Definition に記述した内容は上記の通り。
ひらがな、カタカナ、漢字、英数字、絵文字、min_length(最小文字数)、max_length(最大文字数)に合致したものがtrueとして動きます。(true => バリデーション成功)

GUI上で作成した関数はそのままSQL Editorで使うことができます。

SQL Editor
alter table public.profiles
add constraint valid_regex_name
check (
  name ~ regex_japanese(1, 30)
)

これで上に定めた条件が適用されます。

nameの値を '' という空の状態でPOSTした結果が上記です。
INSERT / UPDATE のタイミングで動き、しっかりと制約が働いていることが分かります。

※なお、INSERT / UPDATEについてはRLSで uid() = id のように書き込み権限を別途付与しておく必要があります。

バリデーション方法は以上で終わり!constraint_nameの管理をどうしようか。

SELECT * FROM INFORMATION_SCHEMA.TABLE_CONSTRAINTS
WHERE TABLE_SCHEMA = 'public' AND table_name = 'profiles'

で適用中の制約を確認することができます。テーブル毎に表示することができますが、カラム毎に制約を確認することができません。超分かりづらいし、管理が難しいので命名規則が超重要になってきそうです。

例えば、名前の末尾に _カラム名 とするルールを作れば、

SELECT * FROM INFORMATION_SCHEMA.TABLE_CONSTRAINTS
WHERE TABLE_SCHEMA = 'public' AND table_name = 'profiles' AND constraint_name LIKE '%_カラム名'

で指定したテーブルの指定したカラム名に絞って制約を引っ張り出すことができそうです。

この辺りはどうやって運用するといいかは分からないのでPostgreSQLの大先輩たちに意見を伺いたいところです。

関数の記述を確認したい

https://zenn.dev/link/comments/171d69847f3b23
こちらに書きました。

【2023年11月30日追記】トリガーを使って値を検証するのもアリ!

Supabase(Postgres)のトリガー機能を使って Before のタイミングで値を検証するのもアリです!Next.jsで開発しているのであれば、Server ActionsやAPI Routesを用いてサーバー側で検証しても良いでしょう。またはSupabaseのEdge Functionsでも可。しかし、僕はアプリケーションサーバー側でリソースを使いたくないタイプの人なので、トリガーを用いて値を検証することにしています。

資料抜粋:
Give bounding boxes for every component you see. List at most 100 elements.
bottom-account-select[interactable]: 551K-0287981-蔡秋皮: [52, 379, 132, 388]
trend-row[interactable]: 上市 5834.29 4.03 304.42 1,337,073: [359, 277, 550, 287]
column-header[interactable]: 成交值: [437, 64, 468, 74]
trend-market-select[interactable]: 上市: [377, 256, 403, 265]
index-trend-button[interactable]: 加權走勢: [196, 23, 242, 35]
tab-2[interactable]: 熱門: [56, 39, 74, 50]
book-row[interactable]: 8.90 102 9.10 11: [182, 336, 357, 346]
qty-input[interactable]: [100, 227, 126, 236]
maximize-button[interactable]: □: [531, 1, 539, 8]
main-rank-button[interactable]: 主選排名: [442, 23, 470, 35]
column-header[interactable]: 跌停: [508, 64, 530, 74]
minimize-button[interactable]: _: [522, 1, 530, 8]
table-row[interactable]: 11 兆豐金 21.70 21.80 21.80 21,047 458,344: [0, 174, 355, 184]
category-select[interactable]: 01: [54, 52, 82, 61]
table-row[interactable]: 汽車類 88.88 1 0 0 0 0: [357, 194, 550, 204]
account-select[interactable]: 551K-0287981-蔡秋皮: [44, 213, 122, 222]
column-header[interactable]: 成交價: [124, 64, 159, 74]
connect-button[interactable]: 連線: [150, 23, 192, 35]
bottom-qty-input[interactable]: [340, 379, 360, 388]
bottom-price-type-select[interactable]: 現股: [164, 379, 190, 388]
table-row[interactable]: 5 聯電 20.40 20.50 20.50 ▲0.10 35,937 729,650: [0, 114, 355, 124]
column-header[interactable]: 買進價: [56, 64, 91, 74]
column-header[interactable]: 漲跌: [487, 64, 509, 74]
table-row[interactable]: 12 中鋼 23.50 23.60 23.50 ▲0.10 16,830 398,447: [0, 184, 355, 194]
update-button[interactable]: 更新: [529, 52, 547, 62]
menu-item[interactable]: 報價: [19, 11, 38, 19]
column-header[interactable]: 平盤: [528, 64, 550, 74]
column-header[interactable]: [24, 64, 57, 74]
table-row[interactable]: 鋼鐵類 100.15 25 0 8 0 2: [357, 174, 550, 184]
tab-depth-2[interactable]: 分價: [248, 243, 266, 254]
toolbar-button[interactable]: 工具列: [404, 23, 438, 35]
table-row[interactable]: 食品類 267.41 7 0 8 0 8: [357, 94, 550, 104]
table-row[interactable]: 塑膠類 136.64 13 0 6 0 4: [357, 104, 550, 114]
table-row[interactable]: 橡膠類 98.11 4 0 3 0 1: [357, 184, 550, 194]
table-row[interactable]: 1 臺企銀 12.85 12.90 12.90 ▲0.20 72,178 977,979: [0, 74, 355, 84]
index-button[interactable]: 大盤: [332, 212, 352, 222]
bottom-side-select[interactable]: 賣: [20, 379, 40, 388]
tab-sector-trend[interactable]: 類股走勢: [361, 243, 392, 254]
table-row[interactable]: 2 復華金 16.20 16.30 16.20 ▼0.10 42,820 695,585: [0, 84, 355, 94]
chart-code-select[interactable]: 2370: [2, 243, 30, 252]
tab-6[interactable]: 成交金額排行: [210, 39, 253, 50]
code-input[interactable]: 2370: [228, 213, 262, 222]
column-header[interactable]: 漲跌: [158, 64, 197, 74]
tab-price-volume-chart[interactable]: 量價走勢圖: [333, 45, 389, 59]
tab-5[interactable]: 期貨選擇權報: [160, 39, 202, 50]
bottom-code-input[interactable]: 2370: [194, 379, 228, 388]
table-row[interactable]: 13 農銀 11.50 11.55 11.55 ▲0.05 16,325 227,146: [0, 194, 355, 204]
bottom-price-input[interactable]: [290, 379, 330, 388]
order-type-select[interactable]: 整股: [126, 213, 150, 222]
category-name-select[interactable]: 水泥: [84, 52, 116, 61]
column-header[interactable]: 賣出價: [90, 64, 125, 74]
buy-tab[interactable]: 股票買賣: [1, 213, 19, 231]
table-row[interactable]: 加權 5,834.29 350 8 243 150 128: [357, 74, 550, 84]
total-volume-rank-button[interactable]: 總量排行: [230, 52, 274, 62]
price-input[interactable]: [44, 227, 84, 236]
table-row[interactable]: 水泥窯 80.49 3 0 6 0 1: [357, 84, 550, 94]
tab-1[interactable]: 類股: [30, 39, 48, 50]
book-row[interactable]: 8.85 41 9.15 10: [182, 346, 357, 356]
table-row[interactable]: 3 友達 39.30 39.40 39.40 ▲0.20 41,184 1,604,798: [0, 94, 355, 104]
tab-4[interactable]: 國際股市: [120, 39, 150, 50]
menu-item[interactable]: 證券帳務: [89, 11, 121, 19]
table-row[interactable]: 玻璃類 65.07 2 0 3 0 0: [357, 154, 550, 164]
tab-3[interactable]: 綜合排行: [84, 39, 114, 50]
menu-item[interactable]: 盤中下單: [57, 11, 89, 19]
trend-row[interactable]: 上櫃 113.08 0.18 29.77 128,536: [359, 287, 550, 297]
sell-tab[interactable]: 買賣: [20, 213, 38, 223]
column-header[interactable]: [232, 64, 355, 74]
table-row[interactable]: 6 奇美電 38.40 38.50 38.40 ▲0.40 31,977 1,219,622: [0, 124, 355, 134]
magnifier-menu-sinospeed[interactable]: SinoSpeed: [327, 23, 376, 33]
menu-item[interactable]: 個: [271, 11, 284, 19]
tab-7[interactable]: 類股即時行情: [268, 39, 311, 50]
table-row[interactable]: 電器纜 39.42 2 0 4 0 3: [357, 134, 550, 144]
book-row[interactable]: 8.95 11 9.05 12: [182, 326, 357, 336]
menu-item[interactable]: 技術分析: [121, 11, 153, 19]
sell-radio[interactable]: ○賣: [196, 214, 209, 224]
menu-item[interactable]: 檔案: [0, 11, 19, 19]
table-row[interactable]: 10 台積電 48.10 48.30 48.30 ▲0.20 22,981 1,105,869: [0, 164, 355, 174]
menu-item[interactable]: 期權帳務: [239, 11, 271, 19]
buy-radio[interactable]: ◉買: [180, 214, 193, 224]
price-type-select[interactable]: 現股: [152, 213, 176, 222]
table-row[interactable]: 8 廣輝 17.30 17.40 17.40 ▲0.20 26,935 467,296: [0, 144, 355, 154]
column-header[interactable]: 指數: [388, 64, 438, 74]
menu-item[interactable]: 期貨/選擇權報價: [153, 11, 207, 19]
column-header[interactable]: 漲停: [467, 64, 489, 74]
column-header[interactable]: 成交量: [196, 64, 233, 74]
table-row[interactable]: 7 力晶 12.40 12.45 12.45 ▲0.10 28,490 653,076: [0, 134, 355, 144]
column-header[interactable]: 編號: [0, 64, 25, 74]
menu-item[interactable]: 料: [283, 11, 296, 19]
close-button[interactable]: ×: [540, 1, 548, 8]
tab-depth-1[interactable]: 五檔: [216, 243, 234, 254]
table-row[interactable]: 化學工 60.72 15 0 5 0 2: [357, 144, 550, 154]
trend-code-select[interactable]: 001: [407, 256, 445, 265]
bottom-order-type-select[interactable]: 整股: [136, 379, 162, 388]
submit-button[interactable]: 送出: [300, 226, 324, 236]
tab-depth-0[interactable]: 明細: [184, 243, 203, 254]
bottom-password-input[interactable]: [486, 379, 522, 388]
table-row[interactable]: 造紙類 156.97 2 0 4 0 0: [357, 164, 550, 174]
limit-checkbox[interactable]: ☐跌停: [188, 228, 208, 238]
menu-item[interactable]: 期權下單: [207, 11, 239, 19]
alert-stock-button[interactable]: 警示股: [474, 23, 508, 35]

出題 1:
抜粋文で、合致したものがtrueとして動くとされている文字の種類をすべて挙げてください。
出題 2:
抜粋文の「GUI上で作成した関数はそのままSQL Editorで使うことができます。」から「これで上に定めた条件が適用されます。」までを、一字一句違えずに書き写してください。
この資料は参照しなくても差し支えありません。

解答 1:
ひらがな、カタカナ、漢字、英数字、絵文字

解答 2:
GUI上で作成した関数はそのままSQL Editorで使うことができます。

SQL Editor
alter table public.profiles
add constraint valid_regex_name
check (
  name ~ regex_japanese(1, 30)
)

これで上に定めた条件が適用されます。